▸ **Ausgewählter Auszug**:
↓↓↓

Die annähernde Verdopplung der Strecke in den alten Bundesländern von 1974 bis 1994 von 9155 auf 17 500 Stück und die Steigerung um 900 Prozent(!) in den neuen Bundesländern von 2074 auf 18 920 Stück belegen die Förderung des Damwildes sowohl als jagdlich interessante Art als auch aus Gründen der Wildbretproduktion.
Die Damwildvorkommen konzentrieren sich auf das Nord- bzw. Nordostdeutsche Tiefland. 85 Prozent der Strecke werden in Niedersachsen, Brandenburg, Schleswig-Holstein, Mecklenburg-Vorpommern und Sachsen-Anhalt erlegt.
Die gleichbleibend hohen Abschusszahlen der letzten Jahre spiegeln auch das Bemühen wider, die Damwildvorkommen zu begrenzen, so dass wesentliche Steigerungen nicht zu erwarten sind.
Heute ziehen in Deutschland etwa 85 000 bis 90 000 Stück Damwild ihre Fährte. Damit belegt diese Wildart, das mit der Weichseleiszeit in Mitteleuropa ausgestorben war und dessen Rückzugsgebiete jahrtausendelang auf Kleinasien und Südost-Europa beschränkt waren, die Fähigkeit des Menschen, auch große Wildtiere langfristig in überlebensfähigen Populationen zu erhalten. Diese Fähigkeit bedeutet auch Verantwortung!
Dr. Michael Petrak, Forschungsstelle für Jagdkunde und Wildschadenverhütung, Bonn
Rehwild: Noch nicht ausgereizt
Die Gesamt-Rehwildstrecken in Deutschland befinden sich tendenziell weiterhin im Aufwärtstrend. Die vorläufig höchste Strecke wurde im Jagdjahr 1997/98 mit 1 044 809 Stück erreicht. Im folgenden Jagdjahr wurden zwar etwa 10 000 Rehe weniger erlegt, doch liegt dieser Wert mit nur 0,95 Prozent im Bereich normaler Schwankungen.
Andererseits wird der Umweltdruck auch auf das Rehwild immer größer. Doch ist das Reh neben Rotfuchs und Steinmarder fraglos die Wildart, die sich in relativ kurzen Zeitspannen veränderten Umweltbedingungen mehr oder minder problemlos anpassen kann. Das Reh wird die mit großem Abstand häufigste Schalenwildart in Deutschland bleiben. Die lokale oder regionale Reduzierung anderer Schalenwildarten – besonders in den neuen deutschen Bundesländern – wird ihm vielerorts neue Möglichkeiten bieten.

↑↑↑

▸ **Arbeitsaufträge**:
- 1) Wie hoch war laut dem Auszug über Dam- und Rehwild die Rehwildstrecke im Jagdjahr 1997/98?
- 2) Schreiben Sie den Auszug über Dam- und Rehwild im Anschluss an seinen letzten Satz weiter.

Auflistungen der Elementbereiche

↓↓↓

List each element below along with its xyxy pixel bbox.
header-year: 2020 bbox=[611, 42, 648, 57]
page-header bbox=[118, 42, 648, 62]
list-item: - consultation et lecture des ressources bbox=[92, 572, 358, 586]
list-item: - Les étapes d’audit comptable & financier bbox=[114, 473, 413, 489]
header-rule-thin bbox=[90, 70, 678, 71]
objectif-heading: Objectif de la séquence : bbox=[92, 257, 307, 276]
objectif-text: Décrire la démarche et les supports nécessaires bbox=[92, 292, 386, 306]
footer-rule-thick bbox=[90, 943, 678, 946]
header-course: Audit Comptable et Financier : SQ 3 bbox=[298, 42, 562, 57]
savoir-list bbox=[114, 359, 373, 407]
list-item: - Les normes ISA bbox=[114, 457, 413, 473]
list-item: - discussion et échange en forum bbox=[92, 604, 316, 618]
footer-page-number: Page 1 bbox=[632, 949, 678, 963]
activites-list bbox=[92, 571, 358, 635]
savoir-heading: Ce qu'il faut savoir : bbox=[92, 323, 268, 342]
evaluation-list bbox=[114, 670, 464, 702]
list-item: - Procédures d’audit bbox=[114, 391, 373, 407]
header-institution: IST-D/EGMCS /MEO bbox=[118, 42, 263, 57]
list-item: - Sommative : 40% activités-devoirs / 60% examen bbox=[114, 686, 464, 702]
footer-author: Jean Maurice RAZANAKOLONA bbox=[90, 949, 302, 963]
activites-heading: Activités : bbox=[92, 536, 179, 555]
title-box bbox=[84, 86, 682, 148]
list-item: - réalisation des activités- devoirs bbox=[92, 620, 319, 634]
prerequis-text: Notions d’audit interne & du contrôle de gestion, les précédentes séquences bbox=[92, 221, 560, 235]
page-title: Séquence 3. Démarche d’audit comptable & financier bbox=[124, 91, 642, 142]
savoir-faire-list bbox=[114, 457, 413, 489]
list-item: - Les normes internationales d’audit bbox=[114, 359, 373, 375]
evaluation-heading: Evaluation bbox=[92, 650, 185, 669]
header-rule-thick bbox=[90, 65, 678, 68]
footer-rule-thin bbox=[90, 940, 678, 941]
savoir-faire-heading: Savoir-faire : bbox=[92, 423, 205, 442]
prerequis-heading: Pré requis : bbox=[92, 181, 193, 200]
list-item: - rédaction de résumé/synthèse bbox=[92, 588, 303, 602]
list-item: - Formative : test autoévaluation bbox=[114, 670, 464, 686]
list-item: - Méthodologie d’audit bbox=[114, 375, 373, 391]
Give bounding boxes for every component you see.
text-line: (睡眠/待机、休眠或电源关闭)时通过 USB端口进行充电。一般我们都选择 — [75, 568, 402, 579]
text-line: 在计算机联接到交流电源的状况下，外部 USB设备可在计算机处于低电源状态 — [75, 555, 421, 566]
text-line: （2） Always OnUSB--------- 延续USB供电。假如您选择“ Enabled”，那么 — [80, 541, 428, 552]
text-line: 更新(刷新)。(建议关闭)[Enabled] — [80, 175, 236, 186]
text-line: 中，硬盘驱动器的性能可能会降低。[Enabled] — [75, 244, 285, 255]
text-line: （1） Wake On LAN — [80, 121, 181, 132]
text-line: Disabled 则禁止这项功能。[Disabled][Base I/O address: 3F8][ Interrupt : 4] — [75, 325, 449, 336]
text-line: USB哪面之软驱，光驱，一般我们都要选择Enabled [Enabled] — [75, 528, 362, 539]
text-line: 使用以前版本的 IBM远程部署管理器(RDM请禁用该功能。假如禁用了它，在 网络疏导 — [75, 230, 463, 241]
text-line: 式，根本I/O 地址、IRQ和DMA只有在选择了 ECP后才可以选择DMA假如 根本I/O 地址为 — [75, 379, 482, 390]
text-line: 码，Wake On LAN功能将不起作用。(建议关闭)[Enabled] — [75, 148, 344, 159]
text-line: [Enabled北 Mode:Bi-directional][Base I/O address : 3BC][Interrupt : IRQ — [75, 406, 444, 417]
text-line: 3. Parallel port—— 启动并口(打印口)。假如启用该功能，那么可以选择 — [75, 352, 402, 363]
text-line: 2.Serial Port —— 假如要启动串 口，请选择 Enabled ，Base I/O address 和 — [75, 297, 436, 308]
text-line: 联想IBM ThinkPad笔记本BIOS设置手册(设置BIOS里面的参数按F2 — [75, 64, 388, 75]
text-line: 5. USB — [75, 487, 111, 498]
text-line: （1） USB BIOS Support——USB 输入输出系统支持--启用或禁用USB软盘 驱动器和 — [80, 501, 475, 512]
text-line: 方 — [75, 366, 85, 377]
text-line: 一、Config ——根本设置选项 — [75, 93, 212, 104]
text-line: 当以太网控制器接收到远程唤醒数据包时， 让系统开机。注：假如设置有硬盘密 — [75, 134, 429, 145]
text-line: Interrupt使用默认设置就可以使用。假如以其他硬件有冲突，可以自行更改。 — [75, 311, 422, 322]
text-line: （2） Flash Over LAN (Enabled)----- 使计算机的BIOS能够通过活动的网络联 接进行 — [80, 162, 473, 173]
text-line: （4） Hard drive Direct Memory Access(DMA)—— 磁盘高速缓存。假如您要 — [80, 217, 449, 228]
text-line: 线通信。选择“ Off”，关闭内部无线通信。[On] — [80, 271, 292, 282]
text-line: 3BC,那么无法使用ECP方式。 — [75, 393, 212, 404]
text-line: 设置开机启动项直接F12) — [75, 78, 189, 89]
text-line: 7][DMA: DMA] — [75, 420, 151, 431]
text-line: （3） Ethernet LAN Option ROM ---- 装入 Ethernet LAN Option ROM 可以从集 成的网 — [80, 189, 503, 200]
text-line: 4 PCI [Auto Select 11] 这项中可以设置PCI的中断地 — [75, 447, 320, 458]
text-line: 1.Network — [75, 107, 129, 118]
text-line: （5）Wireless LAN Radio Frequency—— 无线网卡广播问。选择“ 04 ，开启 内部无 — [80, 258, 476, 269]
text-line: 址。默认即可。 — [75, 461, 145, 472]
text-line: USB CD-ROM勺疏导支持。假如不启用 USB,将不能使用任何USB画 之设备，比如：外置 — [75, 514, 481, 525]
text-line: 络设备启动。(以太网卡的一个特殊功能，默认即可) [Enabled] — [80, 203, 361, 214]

↑↑↑

▸ **Lösungen**:
- 1) 1 044 809 Stück

- 2)
Noch immer nutzen wir unsere Rehwildbestände in vielen Gegenden Deutschlands ungenügend, was u. a. die nach wie vor immens hohen Rehwildverluste im Straßenverkehr belegen. Je weiter wir den Anteil der Jagd an der Gesamtmortalität des Rehwilds erhöhen, um so höher werden die Strecken.
Doch erfordern eine sinnvolle Hege und Bejagung der Rehe ein hohes Wissen und weidmännisches Können. Dies wird leider, offensichtlich bedingt durch die relativ geringe Größe der Rehe und die scheinbar höhere Begehrlichkeit nach anderen Schalenwildarten, unterschätzt.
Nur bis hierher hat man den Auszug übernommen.